The exercise:
Write every record out again exactly as given.

Data section:
========================

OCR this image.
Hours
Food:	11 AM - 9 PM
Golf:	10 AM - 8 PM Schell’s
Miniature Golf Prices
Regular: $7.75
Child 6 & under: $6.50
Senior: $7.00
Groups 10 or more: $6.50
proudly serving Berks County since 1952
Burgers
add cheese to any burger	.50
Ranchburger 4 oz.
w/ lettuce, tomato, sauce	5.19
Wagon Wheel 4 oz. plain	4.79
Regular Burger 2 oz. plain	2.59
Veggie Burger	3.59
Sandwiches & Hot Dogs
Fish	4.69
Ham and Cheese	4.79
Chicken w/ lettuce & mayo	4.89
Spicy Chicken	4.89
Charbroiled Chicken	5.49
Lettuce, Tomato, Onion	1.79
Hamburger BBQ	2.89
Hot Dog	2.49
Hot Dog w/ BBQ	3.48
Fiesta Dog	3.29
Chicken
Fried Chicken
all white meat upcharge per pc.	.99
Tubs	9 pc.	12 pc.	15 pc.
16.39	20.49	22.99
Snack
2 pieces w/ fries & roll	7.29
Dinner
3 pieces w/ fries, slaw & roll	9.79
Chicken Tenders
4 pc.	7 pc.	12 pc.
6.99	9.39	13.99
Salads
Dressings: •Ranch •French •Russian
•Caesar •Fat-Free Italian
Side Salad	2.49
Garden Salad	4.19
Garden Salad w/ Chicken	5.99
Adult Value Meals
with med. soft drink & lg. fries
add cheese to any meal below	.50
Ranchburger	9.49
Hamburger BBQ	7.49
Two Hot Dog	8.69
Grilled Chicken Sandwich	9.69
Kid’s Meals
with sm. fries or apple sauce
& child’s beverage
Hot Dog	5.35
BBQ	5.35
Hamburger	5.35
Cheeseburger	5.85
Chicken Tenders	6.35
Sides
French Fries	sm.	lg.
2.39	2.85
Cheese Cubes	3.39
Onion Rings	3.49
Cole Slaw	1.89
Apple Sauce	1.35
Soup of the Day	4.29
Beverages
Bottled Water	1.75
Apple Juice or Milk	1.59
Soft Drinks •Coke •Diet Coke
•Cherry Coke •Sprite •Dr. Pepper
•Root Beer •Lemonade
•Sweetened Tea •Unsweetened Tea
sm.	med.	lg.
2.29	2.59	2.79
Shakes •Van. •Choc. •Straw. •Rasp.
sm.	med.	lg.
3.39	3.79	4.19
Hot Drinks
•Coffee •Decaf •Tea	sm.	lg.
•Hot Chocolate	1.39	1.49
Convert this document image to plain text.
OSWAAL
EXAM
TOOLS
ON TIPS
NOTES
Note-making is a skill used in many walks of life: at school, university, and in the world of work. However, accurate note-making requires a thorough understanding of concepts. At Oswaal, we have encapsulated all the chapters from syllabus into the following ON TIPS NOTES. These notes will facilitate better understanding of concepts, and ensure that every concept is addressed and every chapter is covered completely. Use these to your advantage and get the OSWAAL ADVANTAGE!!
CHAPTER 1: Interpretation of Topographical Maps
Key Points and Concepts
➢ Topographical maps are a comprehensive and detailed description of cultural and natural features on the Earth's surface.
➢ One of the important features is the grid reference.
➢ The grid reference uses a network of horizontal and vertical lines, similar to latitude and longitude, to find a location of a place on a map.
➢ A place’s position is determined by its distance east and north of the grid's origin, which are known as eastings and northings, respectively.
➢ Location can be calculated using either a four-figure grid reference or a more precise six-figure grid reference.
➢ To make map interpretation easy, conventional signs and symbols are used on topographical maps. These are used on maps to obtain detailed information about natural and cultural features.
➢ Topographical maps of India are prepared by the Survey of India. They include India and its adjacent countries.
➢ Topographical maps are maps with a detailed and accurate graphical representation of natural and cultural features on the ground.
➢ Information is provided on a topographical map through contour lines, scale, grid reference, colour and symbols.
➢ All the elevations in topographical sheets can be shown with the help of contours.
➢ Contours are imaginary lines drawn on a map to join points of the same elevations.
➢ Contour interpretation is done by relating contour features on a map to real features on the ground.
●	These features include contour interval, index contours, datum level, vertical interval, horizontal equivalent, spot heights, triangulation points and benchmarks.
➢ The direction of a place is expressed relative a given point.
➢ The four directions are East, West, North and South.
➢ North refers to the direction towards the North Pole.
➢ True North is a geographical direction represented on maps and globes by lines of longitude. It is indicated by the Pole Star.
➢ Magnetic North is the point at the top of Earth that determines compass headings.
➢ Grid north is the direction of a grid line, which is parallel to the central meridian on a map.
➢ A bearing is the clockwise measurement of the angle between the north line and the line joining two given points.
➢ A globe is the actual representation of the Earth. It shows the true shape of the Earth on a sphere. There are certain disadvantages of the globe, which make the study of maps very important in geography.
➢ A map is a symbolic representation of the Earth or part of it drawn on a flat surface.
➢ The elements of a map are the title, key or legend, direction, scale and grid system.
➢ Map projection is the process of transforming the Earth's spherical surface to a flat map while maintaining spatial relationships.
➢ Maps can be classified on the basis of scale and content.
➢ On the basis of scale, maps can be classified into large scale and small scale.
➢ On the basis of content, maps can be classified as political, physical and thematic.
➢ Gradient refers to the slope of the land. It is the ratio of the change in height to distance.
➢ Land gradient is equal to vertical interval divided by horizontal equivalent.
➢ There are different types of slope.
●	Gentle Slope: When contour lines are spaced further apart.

========================

Result:
OCR this image.
Hours
Food:	11 AM - 9 PM
Golf:	10 AM - 8 PM Schell’s
Miniature Golf Prices
Regular: $7.75
Child 6 & under: $6.50
Senior: $7.00
Groups 10 or more: $6.50
proudly serving Berks County since 1952
Burgers
add cheese to any burger	.50
Ranchburger 4 oz.
w/ lettuce, tomato, sauce	5.19
Wagon Wheel 4 oz. plain	4.79
Regular Burger 2 oz. plain	2.59
Veggie Burger	3.59
Sandwiches & Hot Dogs
Fish	4.69
Ham and Cheese	4.79
Chicken w/ lettuce & mayo	4.89
Spicy Chicken	4.89
Charbroiled Chicken	5.49
Lettuce, Tomato, Onion	1.79
Hamburger BBQ	2.89
Hot Dog	2.49
Hot Dog w/ BBQ	3.48
Fiesta Dog	3.29
Chicken
Fried Chicken
all white meat upcharge per pc.	.99
Tubs	9 pc.	12 pc.	15 pc.
16.39	20.49	22.99
Snack
2 pieces w/ fries & roll	7.29
Dinner
3 pieces w/ fries, slaw & roll	9.79
Chicken Tenders
4 pc.	7 pc.	12 pc.
6.99	9.39	13.99
Salads
Dressings: •Ranch •French •Russian
•Caesar •Fat-Free Italian
Side Salad	2.49
Garden Salad	4.19
Garden Salad w/ Chicken	5.99
Adult Value Meals
with med. soft drink & lg. fries
add cheese to any meal below	.50
Ranchburger	9.49
Hamburger BBQ	7.49
Two Hot Dog	8.69
Grilled Chicken Sandwich	9.69
Kid’s Meals
with sm. fries or apple sauce
& child’s beverage
Hot Dog	5.35
BBQ	5.35
Hamburger	5.35
Cheeseburger	5.85
Chicken Tenders	6.35
Sides
French Fries	sm.	lg.
2.39	2.85
Cheese Cubes	3.39
Onion Rings	3.49
Cole Slaw	1.89
Apple Sauce	1.35
Soup of the Day	4.29
Beverages
Bottled Water	1.75
Apple Juice or Milk	1.59
Soft Drinks •Coke •Diet Coke
•Cherry Coke •Sprite •Dr. Pepper
•Root Beer •Lemonade
•Sweetened Tea •Unsweetened Tea
sm.	med.	lg.
2.29	2.59	2.79
Shakes •Van. •Choc. •Straw. •Rasp.
sm.	med.	lg.
3.39	3.79	4.19
Hot Drinks
•Coffee •Decaf •Tea	sm.	lg.
•Hot Chocolate	1.39	1.49
Convert this document image to plain text.
OSWAAL
EXAM
TOOLS
ON TIPS
NOTES
Note-making is a skill used in many walks of life: at school, university, and in the world of work. However, accurate note-making requires a thorough understanding of concepts. At Oswaal, we have encapsulated all the chapters from syllabus into the following ON TIPS NOTES. These notes will facilitate better understanding of concepts, and ensure that every concept is addressed and every chapter is covered completely. Use these to your advantage and get the OSWAAL ADVANTAGE!!
CHAPTER 1: Interpretation of Topographical Maps
Key Points and Concepts
➢ Topographical maps are a comprehensive and detailed description of cultural and natural features on the Earth's surface.
➢ One of the important features is the grid reference.
➢ The grid reference uses a network of horizontal and vertical lines, similar to latitude and longitude, to find a location of a place on a map.
➢ A place’s position is determined by its distance east and north of the grid's origin, which are known as eastings and northings, respectively.
➢ Location can be calculated using either a four-figure grid reference or a more precise six-figure grid reference.
➢ To make map interpretation easy, conventional signs and symbols are used on topographical maps. These are used on maps to obtain detailed information about natural and cultural features.
➢ Topographical maps of India are prepared by the Survey of India. They include India and its adjacent countries.
➢ Topographical maps are maps with a detailed and accurate graphical representation of natural and cultural features on the ground.
➢ Information is provided on a topographical map through contour lines, scale, grid reference, colour and symbols.
➢ All the elevations in topographical sheets can be shown with the help of contours.
➢ Contours are imaginary lines drawn on a map to join points of the same elevations.
➢ Contour interpretation is done by relating contour features on a map to real features on the ground.
●	These features include contour interval, index contours, datum level, vertical interval, horizontal equivalent, spot heights, triangulation points and benchmarks.
➢ The direction of a place is expressed relative a given point.
➢ The four directions are East, West, North and South.
➢ North refers to the direction towards the North Pole.
➢ True North is a geographical direction represented on maps and globes by lines of longitude. It is indicated by the Pole Star.
➢ Magnetic North is the point at the top of Earth that determines compass headings.
➢ Grid north is the direction of a grid line, which is parallel to the central meridian on a map.
➢ A bearing is the clockwise measurement of the angle between the north line and the line joining two given points.
➢ A globe is the actual representation of the Earth. It shows the true shape of the Earth on a sphere. There are certain disadvantages of the globe, which make the study of maps very important in geography.
➢ A map is a symbolic representation of the Earth or part of it drawn on a flat surface.
➢ The elements of a map are the title, key or legend, direction, scale and grid system.
➢ Map projection is the process of transforming the Earth's spherical surface to a flat map while maintaining spatial relationships.
➢ Maps can be classified on the basis of scale and content.
➢ On the basis of scale, maps can be classified into large scale and small scale.
➢ On the basis of content, maps can be classified as political, physical and thematic.
➢ Gradient refers to the slope of the land. It is the ratio of the change in height to distance.
➢ Land gradient is equal to vertical interval divided by horizontal equivalent.
➢ There are different types of slope.
●	Gentle Slope: When contour lines are spaced further apart.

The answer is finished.